Stated problem.
For every line in the records that has the word "ΟΥΡΗΘΡΑ", make a copy.

Given records.
· · ·

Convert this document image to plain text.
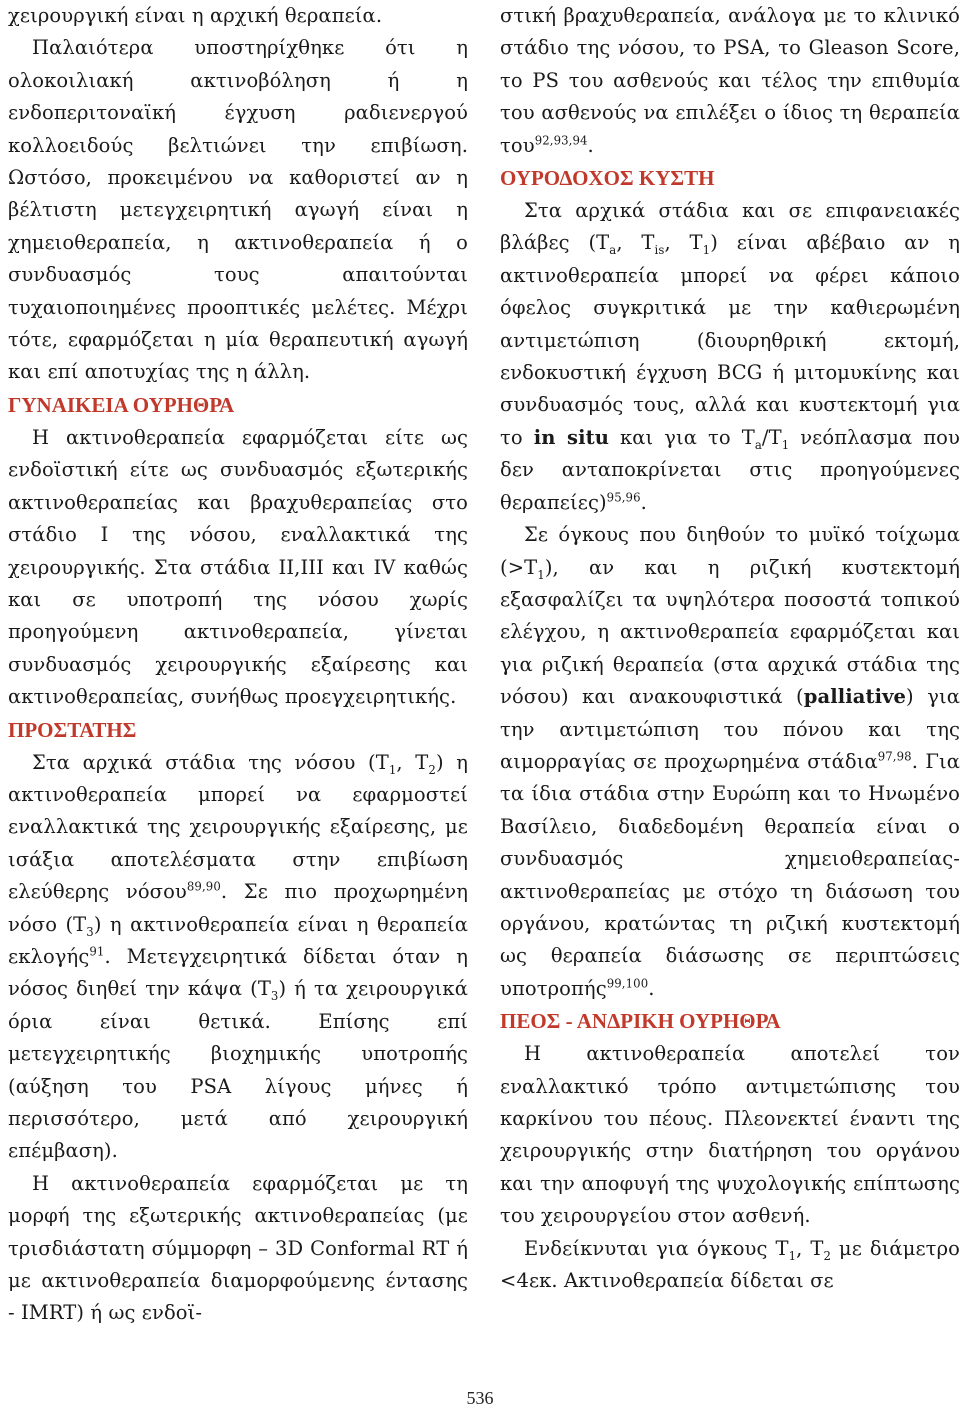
χειρουργική είναι η αρχική θεραπεία.

Παλαιότερα υποστηρίχθηκε ότι η ολοκοιλιακή ακτινοβόληση ή η ενδοπεριτοναϊκή έγχυση ραδιενεργού κολλοειδούς βελτιώνει την επιβίωση. Ωστόσο, προκειμένου να καθοριστεί αν η βέλτιστη μετεγχειρητική αγωγή είναι η χημειοθεραπεία, η ακτινοθεραπεία ή ο συνδυασμός τους απαιτούνται τυχαιοποιημένες προοπτικές μελέτες. Μέχρι τότε, εφαρμόζεται η μία θεραπευτική αγωγή και επί αποτυχίας της η άλλη.

ΓΥΝΑΙΚΕΙΑ ΟΥΡΗΘΡΑ

Η ακτινοθεραπεία εφαρμόζεται είτε ως ενδοϊστική είτε ως συνδυασμός εξωτερικής ακτινοθεραπείας και βραχυθεραπείας στο στάδιο I της νόσου, εναλλακτικά της χειρουργικής. Στα στάδια II,III και IV καθώς και σε υποτροπή της νόσου χωρίς προηγούμενη ακτινοθεραπεία, γίνεται συνδυασμός χειρουργικής εξαίρεσης και ακτινοθεραπείας, συνήθως προεγχειρητικής.

ΠΡΟΣΤΑΤΗΣ

Στα αρχικά στάδια της νόσου ($T_1$, $T_2$) η ακτινοθεραπεία μπορεί να εφαρμοστεί εναλλακτικά της χειρουργικής εξαίρεσης, με ισάξια αποτελέσματα στην επιβίωση ελεύθερης νόσου$^{89,90}$. Σε πιο προχωρημένη νόσο $(T_3)$ η ακτινοθεραπεία είναι η θεραπεία εκλογής$^{91}$. Μετεγχειρητικά δίδεται όταν η νόσος διηθεί την κάψα $(T_3)$ ή τα χειρουργικά όρια είναι θετικά. Επίσης επί μετεγχειρητικής βιοχημικής υποτροπής (αύξηση του PSA λίγους μήνες ή περισσότερο, μετά από χειρουργική επέμβαση).

Η ακτινοθεραπεία εφαρμόζεται με τη μορφή της εξωτερικής ακτινοθεραπείας (με τρισδιάστατη σύμμορφη – 3D Conformal RT ή με ακτινοθεραπεία διαμορφούμενης έντασης - IMRT) ή ως ενδοϊ-

στική βραχυθεραπεία, ανάλογα με το κλινικό στάδιο της νόσου, το PSA, το Gleason Score, το PS του ασθενούς και τέλος την επιθυμία του ασθενούς να επιλέξει ο ίδιος τη θεραπεία του$^{92,93,94}$.

ΟΥΡΟΔΟΧΟΣ ΚΥΣΤΗ

Στα αρχικά στάδια και σε επιφανειακές βλάβες ($T_a$, $T_{is}$, $T_1$) είναι αβέβαιο αν η ακτινοθεραπεία μπορεί να φέρει κάποιο όφελος συγκριτικά με την καθιερωμένη αντιμετώπιση (διουρηθρική εκτομή, ενδοκυστική έγχυση BCG ή μιτομυκίνης και συνδυασμός τους, αλλά και κυστεκτομή για το in situ και για το $T_a/T_1$ νεόπλασμα που δεν ανταποκρίνεται στις προηγούμενες θεραπείες)$^{95,96}$.

Σε όγκους που διηθούν το μυϊκό τοίχωμα $(>T_1)$, αν και η ριζική κυστεκτομή εξασφαλίζει τα υψηλότερα ποσοστά τοπικού ελέγχου, η ακτινοθεραπεία εφαρμόζεται και για ριζική θεραπεία (στα αρχικά στάδια της νόσου) και ανακουφιστικά (palliative) για την αντιμετώπιση του πόνου και της αιμορραγίας σε προχωρημένα στάδια$^{97,98}$. Για τα ίδια στάδια στην Ευρώπη και το Ηνωμένο Βασίλειο, διαδεδομένη θεραπεία είναι ο συνδυασμός χημειοθεραπείας-ακτινοθεραπείας με στόχο τη διάσωση του οργάνου, κρατώντας τη ριζική κυστεκτομή ως θεραπεία διάσωσης σε περιπτώσεις υποτροπής$^{99,100}$.

ΠΕΟΣ - ΑΝΔΡΙΚΗ ΟΥΡΗΘΡΑ

Η ακτινοθεραπεία αποτελεί τον εναλλακτικό τρόπο αντιμετώπισης του καρκίνου του πέους. Πλεονεκτεί έναντι της χειρουργικής στην διατήρηση του οργάνου και την αποφυγή της ψυχολογικής επίπτωσης του χειρουργείου στον ασθενή.

Ενδείκνυται για όγκους $T_1$, $T_2$ με διάμετρο <4εκ. Ακτινοθεραπεία δίδεται σε

536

· · ·

Task answer.
ΓΥΝΑΙΚΕΙΑ ΟΥΡΗΘΡΑ
ΠΕΟΣ - ΑΝΔΡΙΚΗ ΟΥΡΗΘΡΑ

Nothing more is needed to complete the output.